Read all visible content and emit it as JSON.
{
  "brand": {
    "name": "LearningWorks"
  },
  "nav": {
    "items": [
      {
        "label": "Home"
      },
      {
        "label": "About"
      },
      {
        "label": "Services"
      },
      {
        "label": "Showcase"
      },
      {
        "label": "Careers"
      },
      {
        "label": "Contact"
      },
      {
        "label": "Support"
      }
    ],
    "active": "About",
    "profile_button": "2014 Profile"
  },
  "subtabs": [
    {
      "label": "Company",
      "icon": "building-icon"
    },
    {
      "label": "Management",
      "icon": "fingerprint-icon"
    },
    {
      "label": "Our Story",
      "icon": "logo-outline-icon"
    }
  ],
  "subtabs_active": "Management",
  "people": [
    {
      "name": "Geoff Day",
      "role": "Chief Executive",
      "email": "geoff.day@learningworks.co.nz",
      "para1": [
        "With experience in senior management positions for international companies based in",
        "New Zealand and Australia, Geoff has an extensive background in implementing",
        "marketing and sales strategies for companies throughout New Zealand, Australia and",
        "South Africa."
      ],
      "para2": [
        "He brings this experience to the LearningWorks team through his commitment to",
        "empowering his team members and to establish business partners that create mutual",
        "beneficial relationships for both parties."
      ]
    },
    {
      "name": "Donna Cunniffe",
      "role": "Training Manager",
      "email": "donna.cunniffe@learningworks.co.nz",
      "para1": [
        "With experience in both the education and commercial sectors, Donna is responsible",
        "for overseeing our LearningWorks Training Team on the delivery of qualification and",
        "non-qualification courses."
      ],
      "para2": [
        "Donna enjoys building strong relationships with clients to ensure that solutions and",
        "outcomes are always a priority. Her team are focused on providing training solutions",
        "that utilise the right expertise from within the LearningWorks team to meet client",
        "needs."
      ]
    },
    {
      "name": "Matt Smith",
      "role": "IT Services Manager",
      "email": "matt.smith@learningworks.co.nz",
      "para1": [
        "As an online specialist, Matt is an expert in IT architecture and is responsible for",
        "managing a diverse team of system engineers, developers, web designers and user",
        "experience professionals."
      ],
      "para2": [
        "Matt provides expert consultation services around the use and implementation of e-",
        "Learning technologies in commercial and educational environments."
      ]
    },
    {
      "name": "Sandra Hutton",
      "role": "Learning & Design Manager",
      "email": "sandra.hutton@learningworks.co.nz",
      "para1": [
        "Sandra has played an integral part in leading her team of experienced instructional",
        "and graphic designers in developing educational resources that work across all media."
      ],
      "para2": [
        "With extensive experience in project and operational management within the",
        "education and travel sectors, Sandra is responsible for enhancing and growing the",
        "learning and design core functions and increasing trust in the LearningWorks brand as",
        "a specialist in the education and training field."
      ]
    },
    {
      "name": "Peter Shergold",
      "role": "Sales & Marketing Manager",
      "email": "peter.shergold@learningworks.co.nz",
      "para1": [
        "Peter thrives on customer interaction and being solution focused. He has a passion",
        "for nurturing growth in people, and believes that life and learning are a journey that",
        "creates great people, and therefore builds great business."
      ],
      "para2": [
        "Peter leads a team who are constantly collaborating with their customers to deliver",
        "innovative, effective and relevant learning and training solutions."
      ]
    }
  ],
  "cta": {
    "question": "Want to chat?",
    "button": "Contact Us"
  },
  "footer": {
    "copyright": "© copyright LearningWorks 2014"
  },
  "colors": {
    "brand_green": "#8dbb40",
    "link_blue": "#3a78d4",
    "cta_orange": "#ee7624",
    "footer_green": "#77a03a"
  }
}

==========

▶ STATED PROBLEM:
Where a line of the records above holds the word "name", copy that line.

▶ EXERCISE ANSWER:
    "name": "LearningWorks"
      "name": "Geoff Day",
      "name": "Donna Cunniffe",
      "name": "Matt Smith",
      "name": "Sandra Hutton",
      "name": "Peter Shergold",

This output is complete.